# [Task description]
Report how many lines contain "бюджета". The answer is a single number.

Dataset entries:
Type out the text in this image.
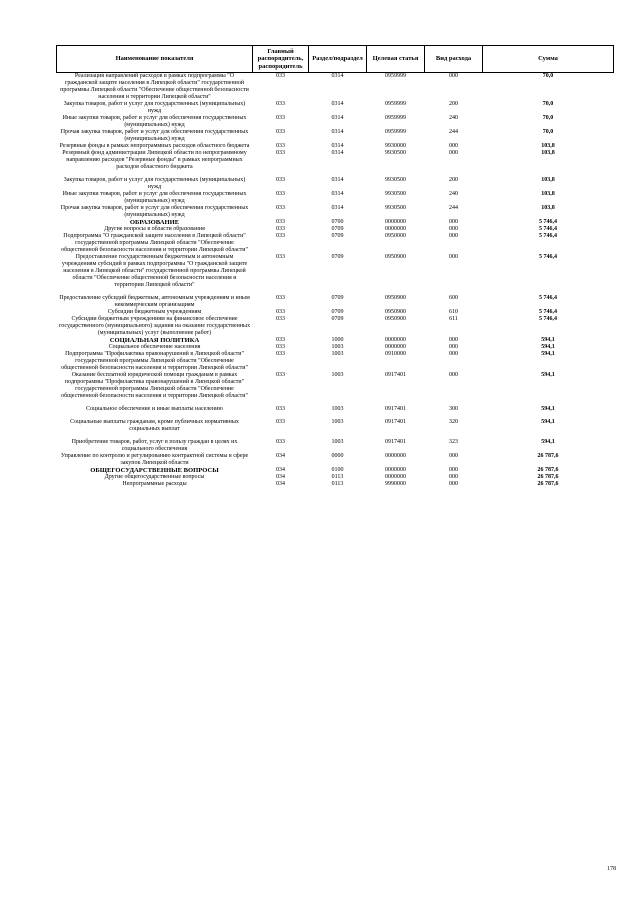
Наименование показателя	Главный распорядитель, распорядитель	Раздел/подраздел	Целевая статья	Вид расхода	Сумма
Реализация направлений расходов в рамках подпрограммы "О гражданской защите населения в Липецкой области" государственной программы Липецкой области "Обеспечение общественной безопасности населения и территории Липецкой области"	033	0314	0959999	000	70,0
Закупка товаров, работ и услуг для государственных (муниципальных) нужд	033	0314	0959999	200	70,0
Иные закупки товаров, работ и услуг для обеспечения государственных (муниципальных) нужд	033	0314	0959999	240	70,0
Прочая закупка товаров, работ и услуг для обеспечения государственных (муниципальных) нужд	033	0314	0959999	244	70,0
Резервные фонды в рамках непрограммных расходов областного бюджета	033	0314	9930000	000	103,8
Резервный фонд администрации Липецкой области по непрограммному направлению расходов "Резервные фонды" в рамках непрограммных расходов областного бюджета	033	0314	9930500	000	103,8

Закупка товаров, работ и услуг для государственных (муниципальных) нужд	033	0314	9930500	200	103,8
Иные закупки товаров, работ и услуг для обеспечения государственных (муниципальных) нужд	033	0314	9930500	240	103,8
Прочая закупка товаров, работ и услуг для обеспечения государственных (муниципальных) нужд	033	0314	9930500	244	103,8
ОБРАЗОВАНИЕ	033	0700	0000000	000	5 746,4
Другие вопросы в области образования	033	0709	0000000	000	5 746,4
Подпрограмма "О гражданской защите населения в Липецкой области" государственной программы Липецкой области "Обеспечение общественной безопасности населения и территории Липецкой области"	033	0709	0950000	000	5 746,4
Предоставление государственным бюджетным и автономным учреждениям субсидий в рамках подпрограммы "О гражданской защите населения в Липецкой области" государственной программы Липецкой области "Обеспечение общественной безопасности населения и территории Липецкой области"	033	0709	0950900	000	5 746,4

Предоставление субсидий бюджетным, автономным учреждениям и иным некоммерческим организациям	033	0709	0950900	600	5 746,4
Субсидии бюджетным учреждениям	033	0709	0950900	610	5 746,4
Субсидии бюджетным учреждениям на финансовое обеспечение государственного (муниципального) задания на оказание государственных (муниципальных) услуг (выполнение работ)	033	0709	0950900	611	5 746,4
СОЦИАЛЬНАЯ ПОЛИТИКА	033	1000	0000000	000	594,1
Социальное обеспечение населения	033	1003	0000000	000	594,1
Подпрограмма "Профилактика правонарушений в Липецкой области" государственной программы Липецкой области "Обеспечение общественной безопасности населения и территории Липецкой области"	033	1003	0910000	000	594,1
Оказание бесплатной юридической помощи гражданам в рамках подпрограммы "Профилактика правонарушений в Липецкой области" государственной программы Липецкой области "Обеспечение общественной безопасности населения и территории Липецкой области"	033	1003	0917401	000	594,1

Социальное обеспечение и иные выплаты населению	033	1003	0917401	300	594,1

Социальные выплаты гражданам, кроме публичных нормативных социальных выплат	033	1003	0917401	320	594,1

Приобретение товаров, работ, услуг в пользу граждан в целях их социального обеспечения	033	1003	0917401	323	594,1
Управление по контролю и регулированию контрактной системы в сфере закупок Липецкой области	034	0000	0000000	000	26 787,6
ОБЩЕГОСУДАРСТВЕННЫЕ ВОПРОСЫ	034	0100	0000000	000	26 787,6
Другие общегосударственные вопросы	034	0113	0000000	000	26 787,6
Непрограммные расходы	034	0113	9990000	000	26 787,6
178
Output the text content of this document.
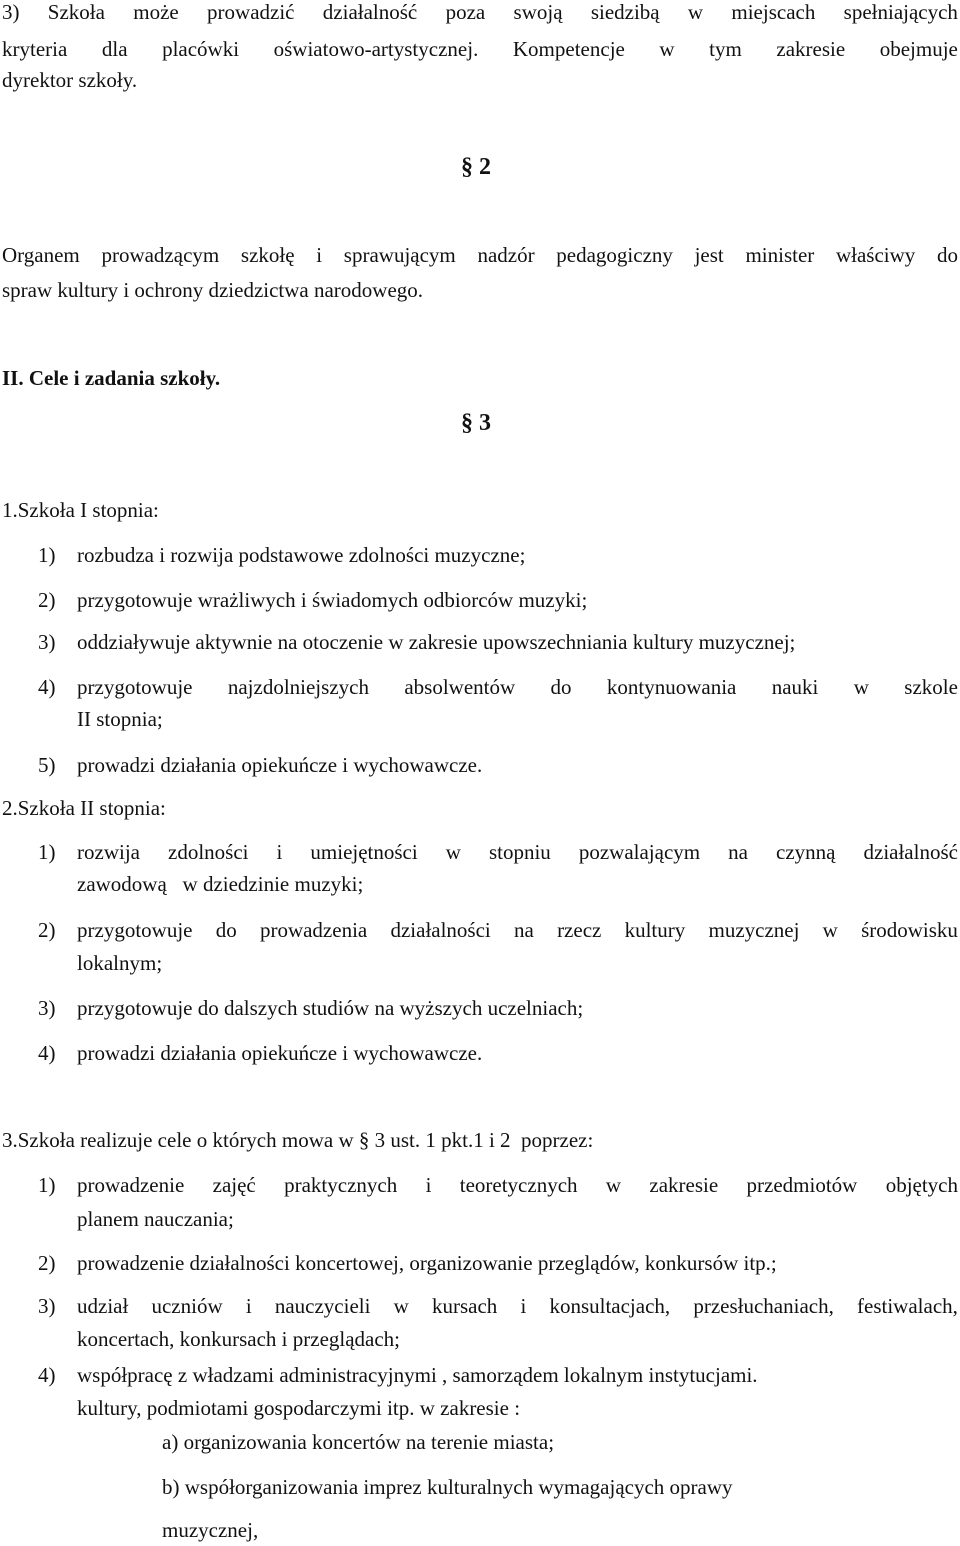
3) Szkoła może prowadzić działalność poza swoją siedzibą w miejscach spełniających
kryteria dla placówki oświatowo-artystycznej. Kompetencje w tym zakresie obejmuje
dyrektor szkoły.
§ 2
Organem prowadzącym szkołę i sprawującym nadzór pedagogiczny jest minister właściwy do
spraw kultury i ochrony dziedzictwa narodowego.
II. Cele i zadania szkoły.
§ 3
1.Szkoła I stopnia:
1) rozbudza i rozwija podstawowe zdolności muzyczne;
2) przygotowuje wrażliwych i świadomych odbiorców muzyki;
3) oddziaływuje aktywnie na otoczenie w zakresie upowszechniania kultury muzycznej;
4) przygotowuje najzdolniejszych absolwentów do kontynuowania nauki w szkole
II stopnia;
5) prowadzi działania opiekuńcze i wychowawcze.
2.Szkoła II stopnia:
1) rozwija zdolności i umiejętności w stopniu pozwalającym na czynną działalność
zawodową   w dziedzinie muzyki;
2) przygotowuje do prowadzenia działalności na rzecz kultury muzycznej w środowisku
lokalnym;
3) przygotowuje do dalszych studiów na wyższych uczelniach;
4) prowadzi działania opiekuńcze i wychowawcze.
3.Szkoła realizuje cele o których mowa w § 3 ust. 1 pkt.1 i 2  poprzez:
1) prowadzenie zajęć praktycznych i teoretycznych w zakresie przedmiotów objętych
planem nauczania;
2) prowadzenie działalności koncertowej, organizowanie przeglądów, konkursów itp.;
3) udział uczniów i nauczycieli w kursach i konsultacjach, przesłuchaniach, festiwalach,
koncertach, konkursach i przeglądach;
4) współpracę z władzami administracyjnymi , samorządem lokalnym instytucjami.
kultury, podmiotami gospodarczymi itp. w zakresie :
a) organizowania koncertów na terenie miasta;
b) współorganizowania imprez kulturalnych wymagających oprawy
muzycznej,
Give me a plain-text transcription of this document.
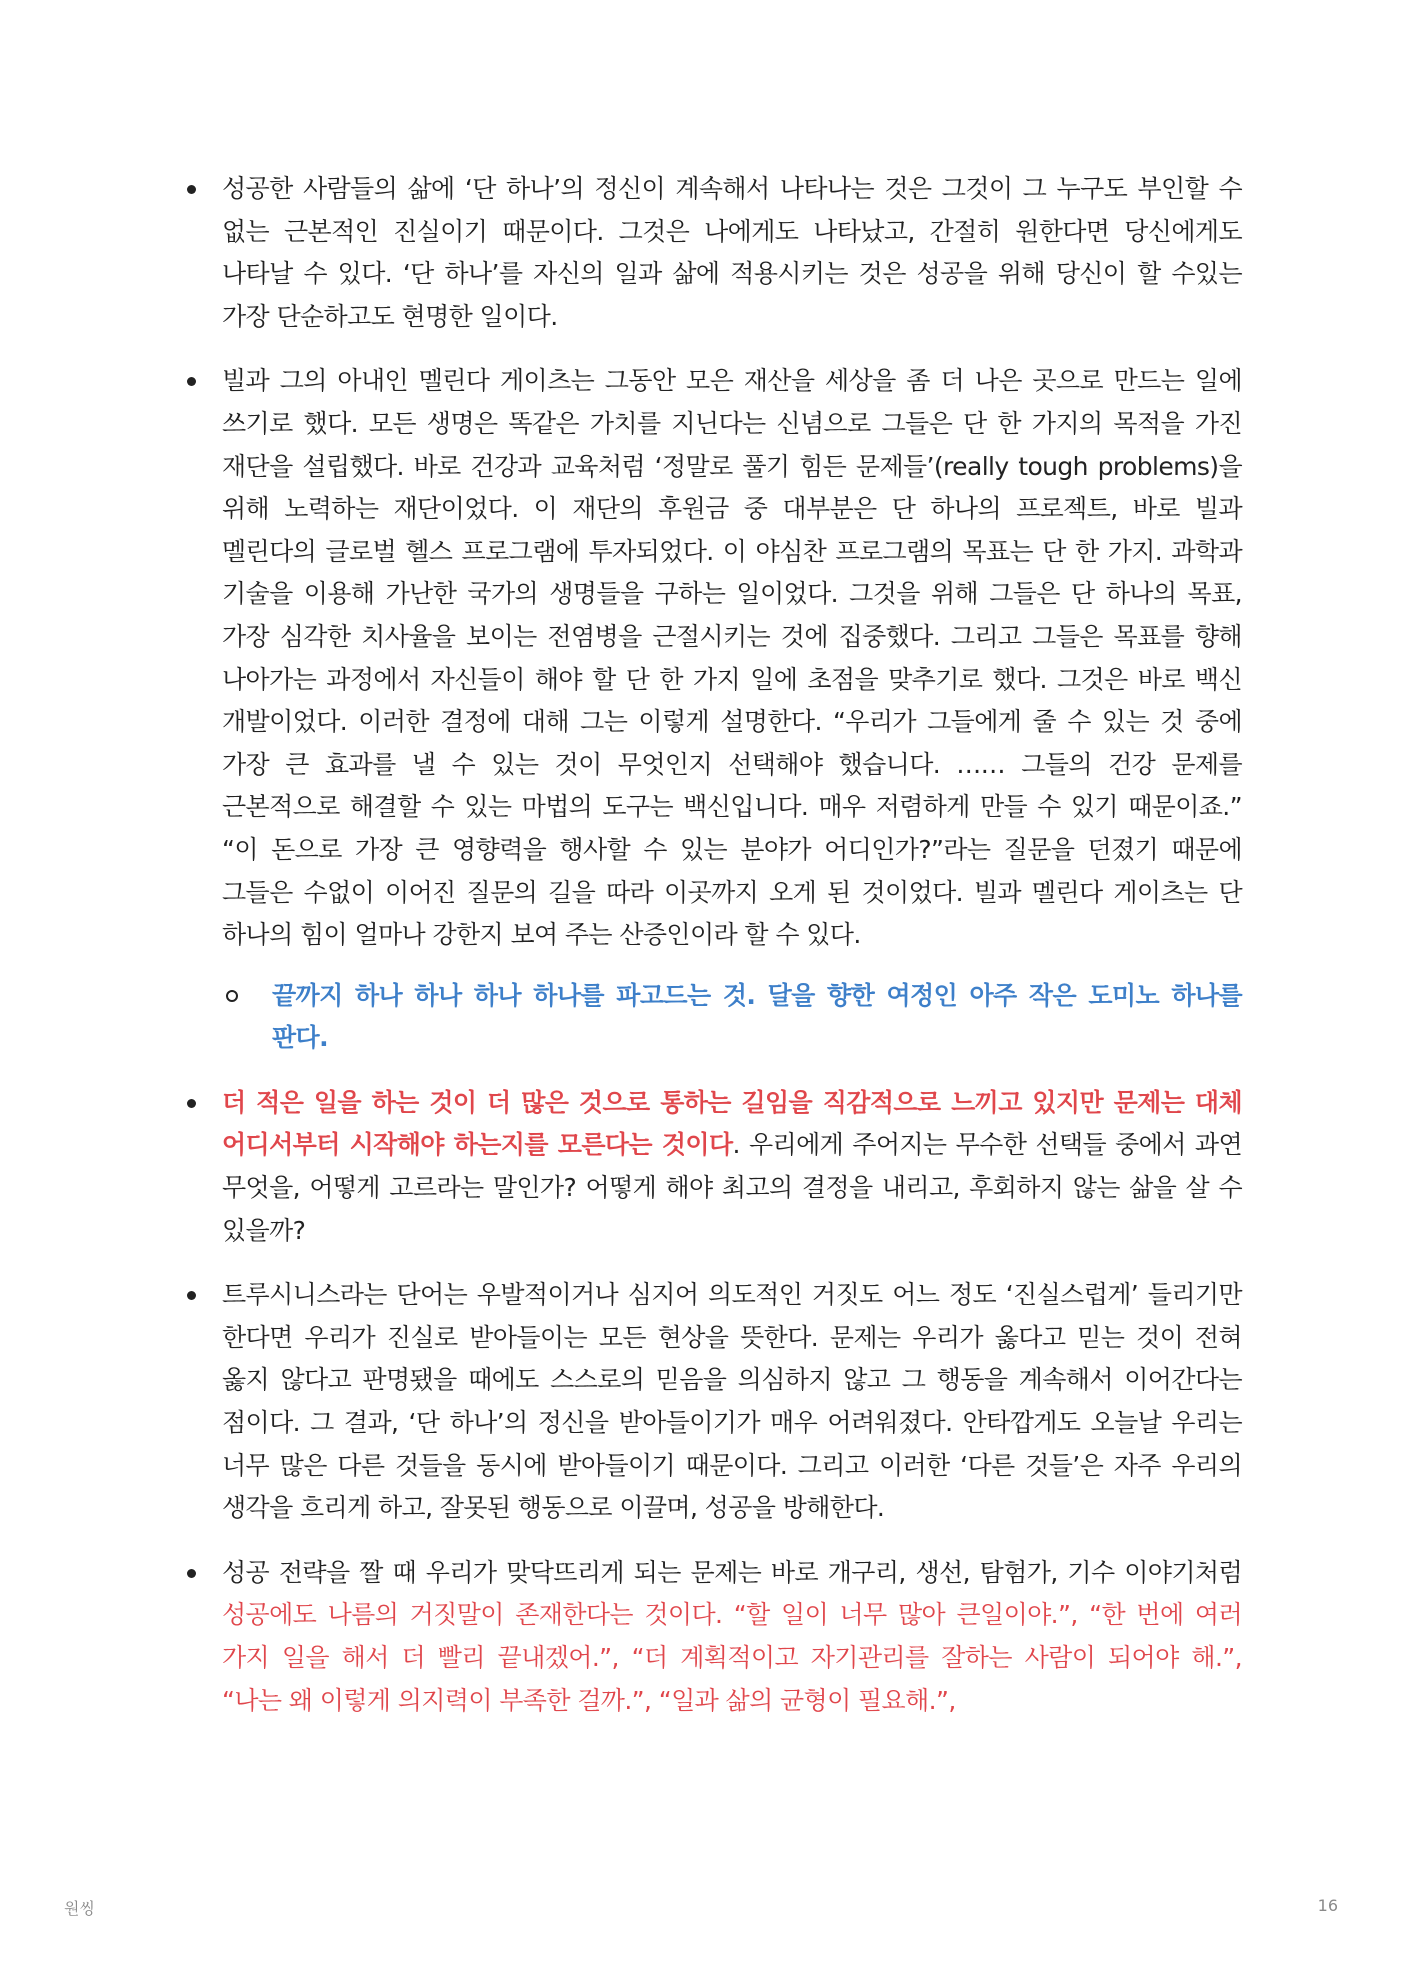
성공한 사람들의 삶에 ‘단 하나’의 정신이 계속해서 나타나는 것은 그것이 그 누구도 부인할 수 없는 근본적인 진실이기 때문이다. 그것은 나에게도 나타났고, 간절히 원한다면 당신에게도 나타날 수 있다. ‘단 하나’를 자신의 일과 삶에 적용시키는 것은 성공을 위해 당신이 할 수있는 가장 단순하고도 현명한 일이다.
빌과 그의 아내인 멜린다 게이츠는 그동안 모은 재산을 세상을 좀 더 나은 곳으로 만드는 일에 쓰기로 했다. 모든 생명은 똑같은 가치를 지닌다는 신념으로 그들은 단 한 가지의 목적을 가진 재단을 설립했다. 바로 건강과 교육처럼 ‘정말로 풀기 힘든 문제들’(really tough problems)을 위해 노력하는 재단이었다. 이 재단의 후원금 중 대부분은 단 하나의 프로젝트, 바로 빌과 멜린다의 글로벌 헬스 프로그램에 투자되었다. 이 야심찬 프로그램의 목표는 단 한 가지. 과학과 기술을 이용해 가난한 국가의 생명들을 구하는 일이었다. 그것을 위해 그들은 단 하나의 목표, 가장 심각한 치사율을 보이는 전염병을 근절시키는 것에 집중했다. 그리고 그들은 목표를 향해 나아가는 과정에서 자신들이 해야 할 단 한 가지 일에 초점을 맞추기로 했다. 그것은 바로 백신 개발이었다. 이러한 결정에 대해 그는 이렇게 설명한다. “우리가 그들에게 줄 수 있는 것 중에 가장 큰 효과를 낼 수 있는 것이 무엇인지 선택해야 했습니다. …… 그들의 건강 문제를 근본적으로 해결할 수 있는 마법의 도구는 백신입니다. 매우 저렴하게 만들 수 있기 때문이죠.” “이 돈으로 가장 큰 영향력을 행사할 수 있는 분야가 어디인가?”라는 질문을 던졌기 때문에 그들은 수없이 이어진 질문의 길을 따라 이곳까지 오게 된 것이었다. 빌과 멜린다 게이츠는 단 하나의 힘이 얼마나 강한지 보여 주는 산증인이라 할 수 있다.
끝까지 하나 하나 하나 하나를 파고드는 것. 달을 향한 여정인 아주 작은 도미노 하나를 판다.
더 적은 일을 하는 것이 더 많은 것으로 통하는 길임을 직감적으로 느끼고 있지만 문제는 대체 어디서부터 시작해야 하는지를 모른다는 것이다. 우리에게 주어지는 무수한 선택들 중에서 과연 무엇을, 어떻게 고르라는 말인가? 어떻게 해야 최고의 결정을 내리고, 후회하지 않는 삶을 살 수 있을까?
트루시니스라는 단어는 우발적이거나 심지어 의도적인 거짓도 어느 정도 ‘진실스럽게’ 들리기만 한다면 우리가 진실로 받아들이는 모든 현상을 뜻한다. 문제는 우리가 옳다고 믿는 것이 전혀 옳지 않다고 판명됐을 때에도 스스로의 믿음을 의심하지 않고 그 행동을 계속해서 이어간다는 점이다. 그 결과, ‘단 하나’의 정신을 받아들이기가 매우 어려워졌다. 안타깝게도 오늘날 우리는 너무 많은 다른 것들을 동시에 받아들이기 때문이다. 그리고 이러한 ‘다른 것들’은 자주 우리의 생각을 흐리게 하고, 잘못된 행동으로 이끌며, 성공을 방해한다.
성공 전략을 짤 때 우리가 맞닥뜨리게 되는 문제는 바로 개구리, 생선, 탐험가, 기수 이야기처럼 성공에도 나름의 거짓말이 존재한다는 것이다. “할 일이 너무 많아 큰일이야.”, “한 번에 여러 가지 일을 해서 더 빨리 끝내겠어.”, “더 계획적이고 자기관리를 잘하는 사람이 되어야 해.”, “나는 왜 이렇게 의지력이 부족한 걸까.”, “일과 삶의 균형이 필요해.”,
원씽	16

# [Reply to the task]
2